# Data entries

========================

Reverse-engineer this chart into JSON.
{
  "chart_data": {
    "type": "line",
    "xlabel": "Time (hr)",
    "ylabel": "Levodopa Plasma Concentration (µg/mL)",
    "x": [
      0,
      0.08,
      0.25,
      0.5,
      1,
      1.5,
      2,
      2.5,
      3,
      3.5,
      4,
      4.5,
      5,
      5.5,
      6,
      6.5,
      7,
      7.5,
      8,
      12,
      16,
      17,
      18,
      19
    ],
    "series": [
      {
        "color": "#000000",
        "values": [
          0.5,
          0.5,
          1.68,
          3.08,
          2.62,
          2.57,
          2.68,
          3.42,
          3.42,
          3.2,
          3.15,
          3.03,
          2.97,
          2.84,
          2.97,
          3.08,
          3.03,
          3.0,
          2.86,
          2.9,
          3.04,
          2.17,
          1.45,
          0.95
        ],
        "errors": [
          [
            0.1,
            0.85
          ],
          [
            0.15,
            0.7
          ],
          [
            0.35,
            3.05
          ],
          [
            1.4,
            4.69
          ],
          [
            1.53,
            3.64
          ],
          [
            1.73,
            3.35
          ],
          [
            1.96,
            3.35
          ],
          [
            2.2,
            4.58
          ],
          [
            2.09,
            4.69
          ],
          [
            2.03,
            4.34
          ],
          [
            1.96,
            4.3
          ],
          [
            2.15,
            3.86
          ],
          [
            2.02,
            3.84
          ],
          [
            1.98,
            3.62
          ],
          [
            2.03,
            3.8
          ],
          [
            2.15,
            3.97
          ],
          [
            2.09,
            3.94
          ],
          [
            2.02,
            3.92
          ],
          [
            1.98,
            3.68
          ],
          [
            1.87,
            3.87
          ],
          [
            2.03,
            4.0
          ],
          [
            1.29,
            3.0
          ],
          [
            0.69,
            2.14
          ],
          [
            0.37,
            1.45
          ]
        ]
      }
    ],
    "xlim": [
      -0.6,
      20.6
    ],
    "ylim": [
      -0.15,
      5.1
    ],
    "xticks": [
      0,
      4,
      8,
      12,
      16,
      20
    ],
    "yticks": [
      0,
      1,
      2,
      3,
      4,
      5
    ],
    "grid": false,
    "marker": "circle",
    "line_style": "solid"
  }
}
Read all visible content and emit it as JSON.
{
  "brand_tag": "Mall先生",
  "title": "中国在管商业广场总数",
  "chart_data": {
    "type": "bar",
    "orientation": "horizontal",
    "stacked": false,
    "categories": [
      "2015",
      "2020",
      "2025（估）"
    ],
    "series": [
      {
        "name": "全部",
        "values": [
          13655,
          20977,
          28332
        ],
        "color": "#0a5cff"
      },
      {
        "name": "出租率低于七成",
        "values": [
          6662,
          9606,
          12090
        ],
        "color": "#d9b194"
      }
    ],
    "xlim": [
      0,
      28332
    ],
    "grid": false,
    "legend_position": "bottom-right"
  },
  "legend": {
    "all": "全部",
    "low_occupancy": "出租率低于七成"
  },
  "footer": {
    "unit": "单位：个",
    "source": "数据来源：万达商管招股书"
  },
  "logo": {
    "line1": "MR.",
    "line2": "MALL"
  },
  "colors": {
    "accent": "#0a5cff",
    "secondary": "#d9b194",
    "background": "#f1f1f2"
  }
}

========================

# What is expected
Repeat the listing exactly, from its first line to its last.

# Exercise response
Reverse-engineer this chart into JSON.
{
  "chart_data": {
    "type": "line",
    "xlabel": "Time (hr)",
    "ylabel": "Levodopa Plasma Concentration (µg/mL)",
    "x": [
      0,
      0.08,
      0.25,
      0.5,
      1,
      1.5,
      2,
      2.5,
      3,
      3.5,
      4,
      4.5,
      5,
      5.5,
      6,
      6.5,
      7,
      7.5,
      8,
      12,
      16,
      17,
      18,
      19
    ],
    "series": [
      {
        "color": "#000000",
        "values": [
          0.5,
          0.5,
          1.68,
          3.08,
          2.62,
          2.57,
          2.68,
          3.42,
          3.42,
          3.2,
          3.15,
          3.03,
          2.97,
          2.84,
          2.97,
          3.08,
          3.03,
          3.0,
          2.86,
          2.9,
          3.04,
          2.17,
          1.45,
          0.95
        ],
        "errors": [
          [
            0.1,
            0.85
          ],
          [
            0.15,
            0.7
          ],
          [
            0.35,
            3.05
          ],
          [
            1.4,
            4.69
          ],
          [
            1.53,
            3.64
          ],
          [
            1.73,
            3.35
          ],
          [
            1.96,
            3.35
          ],
          [
            2.2,
            4.58
          ],
          [
            2.09,
            4.69
          ],
          [
            2.03,
            4.34
          ],
          [
            1.96,
            4.3
          ],
          [
            2.15,
            3.86
          ],
          [
            2.02,
            3.84
          ],
          [
            1.98,
            3.62
          ],
          [
            2.03,
            3.8
          ],
          [
            2.15,
            3.97
          ],
          [
            2.09,
            3.94
          ],
          [
            2.02,
            3.92
          ],
          [
            1.98,
            3.68
          ],
          [
            1.87,
            3.87
          ],
          [
            2.03,
            4.0
          ],
          [
            1.29,
            3.0
          ],
          [
            0.69,
            2.14
          ],
          [
            0.37,
            1.45
          ]
        ]
      }
    ],
    "xlim": [
      -0.6,
      20.6
    ],
    "ylim": [
      -0.15,
      5.1
    ],
    "xticks": [
      0,
      4,
      8,
      12,
      16,
      20
    ],
    "yticks": [
      0,
      1,
      2,
      3,
      4,
      5
    ],
    "grid": false,
    "marker": "circle",
    "line_style": "solid"
  }
}
Read all visible content and emit it as JSON.
{
  "brand_tag": "Mall先生",
  "title": "中国在管商业广场总数",
  "chart_data": {
    "type": "bar",
    "orientation": "horizontal",
    "stacked": false,
    "categories": [
      "2015",
      "2020",
      "2025（估）"
    ],
    "series": [
      {
        "name": "全部",
        "values": [
          13655,
          20977,
          28332
        ],
        "color": "#0a5cff"
      },
      {
        "name": "出租率低于七成",
        "values": [
          6662,
          9606,
          12090
        ],
        "color": "#d9b194"
      }
    ],
    "xlim": [
      0,
      28332
    ],
    "grid": false,
    "legend_position": "bottom-right"
  },
  "legend": {
    "all": "全部",
    "low_occupancy": "出租率低于七成"
  },
  "footer": {
    "unit": "单位：个",
    "source": "数据来源：万达商管招股书"
  },
  "logo": {
    "line1": "MR.",
    "line2": "MALL"
  },
  "colors": {
    "accent": "#0a5cff",
    "secondary": "#d9b194",
    "background": "#f1f1f2"
  }
}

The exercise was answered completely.